*Short problem*: Report how many lines of the following entries include the string "المحسن"; respond with the number alone.

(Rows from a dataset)
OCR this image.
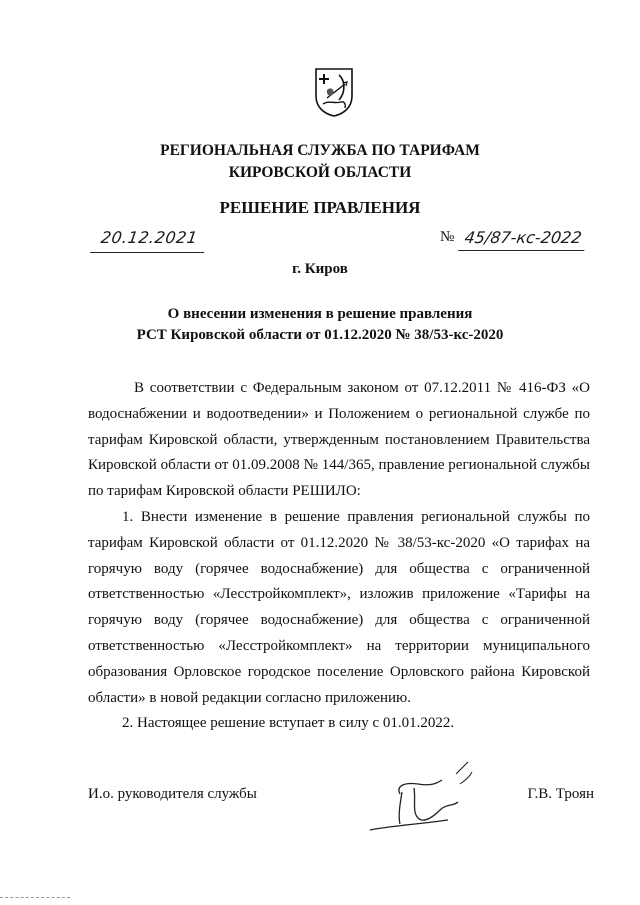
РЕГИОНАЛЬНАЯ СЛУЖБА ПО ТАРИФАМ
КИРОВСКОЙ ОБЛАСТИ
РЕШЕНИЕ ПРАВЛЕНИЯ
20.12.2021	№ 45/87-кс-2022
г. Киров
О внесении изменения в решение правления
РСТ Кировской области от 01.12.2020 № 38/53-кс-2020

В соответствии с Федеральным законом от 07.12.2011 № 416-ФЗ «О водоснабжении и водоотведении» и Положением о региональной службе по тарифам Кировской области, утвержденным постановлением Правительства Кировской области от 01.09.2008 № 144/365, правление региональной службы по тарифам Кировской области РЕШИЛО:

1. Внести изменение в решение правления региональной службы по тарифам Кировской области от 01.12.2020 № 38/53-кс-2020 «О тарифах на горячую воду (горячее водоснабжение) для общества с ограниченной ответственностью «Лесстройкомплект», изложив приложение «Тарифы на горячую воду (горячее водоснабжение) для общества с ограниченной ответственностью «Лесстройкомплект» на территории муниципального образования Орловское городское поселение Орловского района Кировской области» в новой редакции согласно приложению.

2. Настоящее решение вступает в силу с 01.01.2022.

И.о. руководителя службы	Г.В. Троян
--
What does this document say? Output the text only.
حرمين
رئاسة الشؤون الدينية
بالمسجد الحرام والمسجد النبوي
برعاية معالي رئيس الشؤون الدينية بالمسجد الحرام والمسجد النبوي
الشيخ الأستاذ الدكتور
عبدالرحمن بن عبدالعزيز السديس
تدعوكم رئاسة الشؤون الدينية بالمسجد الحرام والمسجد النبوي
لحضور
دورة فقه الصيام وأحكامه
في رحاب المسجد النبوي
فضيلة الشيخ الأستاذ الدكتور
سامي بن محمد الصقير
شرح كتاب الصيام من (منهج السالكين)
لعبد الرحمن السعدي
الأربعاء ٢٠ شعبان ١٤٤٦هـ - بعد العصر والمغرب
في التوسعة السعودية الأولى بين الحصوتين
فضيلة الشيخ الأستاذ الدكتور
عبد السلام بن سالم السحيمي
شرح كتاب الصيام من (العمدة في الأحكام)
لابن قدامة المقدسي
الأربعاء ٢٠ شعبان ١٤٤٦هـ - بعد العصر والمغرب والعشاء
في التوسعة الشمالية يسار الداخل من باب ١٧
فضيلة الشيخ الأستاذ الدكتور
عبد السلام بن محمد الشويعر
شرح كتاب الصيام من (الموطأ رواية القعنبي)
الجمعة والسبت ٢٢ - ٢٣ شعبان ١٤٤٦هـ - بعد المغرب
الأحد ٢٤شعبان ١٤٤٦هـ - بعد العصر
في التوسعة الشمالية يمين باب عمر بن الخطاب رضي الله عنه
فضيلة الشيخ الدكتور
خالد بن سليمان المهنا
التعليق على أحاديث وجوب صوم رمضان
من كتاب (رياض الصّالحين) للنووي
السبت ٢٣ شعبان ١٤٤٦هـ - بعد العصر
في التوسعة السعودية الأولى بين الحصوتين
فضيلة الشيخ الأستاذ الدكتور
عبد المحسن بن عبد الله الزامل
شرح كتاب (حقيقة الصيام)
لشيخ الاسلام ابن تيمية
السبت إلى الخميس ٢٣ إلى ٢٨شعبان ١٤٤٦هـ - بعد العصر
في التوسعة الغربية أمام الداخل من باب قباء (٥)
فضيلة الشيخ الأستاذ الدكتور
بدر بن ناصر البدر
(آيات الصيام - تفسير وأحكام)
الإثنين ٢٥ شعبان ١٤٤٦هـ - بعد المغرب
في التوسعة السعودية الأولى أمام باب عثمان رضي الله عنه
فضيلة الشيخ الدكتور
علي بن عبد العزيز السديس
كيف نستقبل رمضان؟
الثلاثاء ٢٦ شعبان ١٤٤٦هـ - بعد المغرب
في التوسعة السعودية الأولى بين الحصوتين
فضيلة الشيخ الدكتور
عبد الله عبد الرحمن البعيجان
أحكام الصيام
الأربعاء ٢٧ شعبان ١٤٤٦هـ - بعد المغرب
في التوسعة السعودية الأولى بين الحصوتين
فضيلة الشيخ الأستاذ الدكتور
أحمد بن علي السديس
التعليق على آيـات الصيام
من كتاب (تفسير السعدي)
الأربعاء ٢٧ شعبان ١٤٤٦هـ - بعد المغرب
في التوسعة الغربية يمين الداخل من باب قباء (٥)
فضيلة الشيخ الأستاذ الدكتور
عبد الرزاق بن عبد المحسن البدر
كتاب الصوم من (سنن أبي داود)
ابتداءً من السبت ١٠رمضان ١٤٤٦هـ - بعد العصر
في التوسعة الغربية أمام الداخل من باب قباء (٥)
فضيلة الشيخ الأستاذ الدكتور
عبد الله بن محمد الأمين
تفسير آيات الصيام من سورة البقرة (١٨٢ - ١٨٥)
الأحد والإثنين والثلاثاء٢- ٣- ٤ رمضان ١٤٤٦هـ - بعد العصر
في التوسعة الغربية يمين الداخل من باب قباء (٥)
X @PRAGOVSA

*Solution to this problem*: 2